[EXERCISE PROMPT]
Write every line of the rows below as a JSON list of strings, one string per line, leaving out any blank lines.

[SOURCE MATERIAL]

--- Start ---

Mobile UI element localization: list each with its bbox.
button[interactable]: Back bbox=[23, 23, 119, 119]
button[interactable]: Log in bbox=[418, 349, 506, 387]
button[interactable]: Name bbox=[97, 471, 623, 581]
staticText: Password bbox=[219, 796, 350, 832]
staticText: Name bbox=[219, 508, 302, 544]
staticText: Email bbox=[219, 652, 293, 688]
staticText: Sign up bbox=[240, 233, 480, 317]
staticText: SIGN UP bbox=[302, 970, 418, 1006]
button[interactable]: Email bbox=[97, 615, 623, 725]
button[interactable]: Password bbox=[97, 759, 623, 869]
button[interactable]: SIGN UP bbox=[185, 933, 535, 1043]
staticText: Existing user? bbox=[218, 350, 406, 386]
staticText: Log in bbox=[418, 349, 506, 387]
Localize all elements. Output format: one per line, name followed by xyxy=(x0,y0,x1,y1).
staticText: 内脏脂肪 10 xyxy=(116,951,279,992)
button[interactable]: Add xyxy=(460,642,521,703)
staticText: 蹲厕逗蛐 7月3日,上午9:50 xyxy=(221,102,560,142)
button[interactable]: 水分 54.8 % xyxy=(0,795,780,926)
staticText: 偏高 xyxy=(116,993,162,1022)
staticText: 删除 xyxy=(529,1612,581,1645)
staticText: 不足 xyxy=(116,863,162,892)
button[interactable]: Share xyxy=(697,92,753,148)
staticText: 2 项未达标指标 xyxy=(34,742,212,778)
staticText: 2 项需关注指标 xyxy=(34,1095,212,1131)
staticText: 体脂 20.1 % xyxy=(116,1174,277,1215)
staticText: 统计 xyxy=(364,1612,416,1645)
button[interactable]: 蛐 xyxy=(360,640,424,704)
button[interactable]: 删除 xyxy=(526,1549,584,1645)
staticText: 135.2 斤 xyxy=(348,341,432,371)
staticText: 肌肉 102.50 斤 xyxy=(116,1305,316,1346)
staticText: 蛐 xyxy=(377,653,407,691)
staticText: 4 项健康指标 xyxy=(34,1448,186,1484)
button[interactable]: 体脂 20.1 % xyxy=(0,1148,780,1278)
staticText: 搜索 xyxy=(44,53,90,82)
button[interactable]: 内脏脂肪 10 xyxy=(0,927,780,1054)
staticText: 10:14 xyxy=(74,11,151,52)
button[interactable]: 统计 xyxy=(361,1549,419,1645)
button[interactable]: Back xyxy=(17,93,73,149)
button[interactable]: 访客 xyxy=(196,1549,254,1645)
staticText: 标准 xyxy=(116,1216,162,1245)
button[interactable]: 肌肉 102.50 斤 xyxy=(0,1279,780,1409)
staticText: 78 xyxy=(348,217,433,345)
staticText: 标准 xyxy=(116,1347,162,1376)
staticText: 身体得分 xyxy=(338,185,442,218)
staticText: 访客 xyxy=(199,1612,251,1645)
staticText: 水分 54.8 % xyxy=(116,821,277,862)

--- End ---

[SOLUTION FOR THIS EXERCISE]
[
  "Mobile UI element localization: list each with its bbox.",
  "button[interactable]: Back bbox=[23, 23, 119, 119]",
  "button[interactable]: Log in bbox=[418, 349, 506, 387]",
  "button[interactable]: Name bbox=[97, 471, 623, 581]",
  "staticText: Password bbox=[219, 796, 350, 832]",
  "staticText: Name bbox=[219, 508, 302, 544]",
  "staticText: Email bbox=[219, 652, 293, 688]",
  "staticText: Sign up bbox=[240, 233, 480, 317]",
  "staticText: SIGN UP bbox=[302, 970, 418, 1006]",
  "button[interactable]: Email bbox=[97, 615, 623, 725]",
  "button[interactable]: Password bbox=[97, 759, 623, 869]",
  "button[interactable]: SIGN UP bbox=[185, 933, 535, 1043]",
  "staticText: Existing user? bbox=[218, 350, 406, 386]",
  "staticText: Log in bbox=[418, 349, 506, 387]",
  "Localize all elements. Output format: one per line, name followed by xyxy=(x0,y0,x1,y1).",
  "staticText: 内脏脂肪 10 xyxy=(116,951,279,992)",
  "button[interactable]: Add xyxy=(460,642,521,703)",
  "staticText: 蹲厕逗蛐 7月3日,上午9:50 xyxy=(221,102,560,142)",
  "button[interactable]: 水分 54.8 % xyxy=(0,795,780,926)",
  "staticText: 偏高 xyxy=(116,993,162,1022)",
  "staticText: 删除 xyxy=(529,1612,581,1645)",
  "staticText: 不足 xyxy=(116,863,162,892)",
  "button[interactable]: Share xyxy=(697,92,753,148)",
  "staticText: 2 项未达标指标 xyxy=(34,742,212,778)",
  "staticText: 2 项需关注指标 xyxy=(34,1095,212,1131)",
  "staticText: 体脂 20.1 % xyxy=(116,1174,277,1215)",
  "staticText: 统计 xyxy=(364,1612,416,1645)",
  "button[interactable]: 蛐 xyxy=(360,640,424,704)",
  "button[interactable]: 删除 xyxy=(526,1549,584,1645)",
  "staticText: 135.2 斤 xyxy=(348,341,432,371)",
  "staticText: 肌肉 102.50 斤 xyxy=(116,1305,316,1346)",
  "staticText: 蛐 xyxy=(377,653,407,691)",
  "staticText: 4 项健康指标 xyxy=(34,1448,186,1484)",
  "button[interactable]: 体脂 20.1 % xyxy=(0,1148,780,1278)",
  "staticText: 搜索 xyxy=(44,53,90,82)",
  "button[interactable]: 内脏脂肪 10 xyxy=(0,927,780,1054)",
  "staticText: 10:14 xyxy=(74,11,151,52)",
  "button[interactable]: 统计 xyxy=(361,1549,419,1645)",
  "button[interactable]: Back xyxy=(17,93,73,149)",
  "button[interactable]: 访客 xyxy=(196,1549,254,1645)",
  "staticText: 标准 xyxy=(116,1216,162,1245)",
  "button[interactable]: 肌肉 102.50 斤 xyxy=(0,1279,780,1409)",
  "staticText: 78 xyxy=(348,217,433,345)",
  "staticText: 标准 xyxy=(116,1347,162,1376)",
  "staticText: 身体得分 xyxy=(338,185,442,218)",
  "staticText: 访客 xyxy=(199,1612,251,1645)",
  "staticText: 水分 54.8 % xyxy=(116,821,277,862)"
]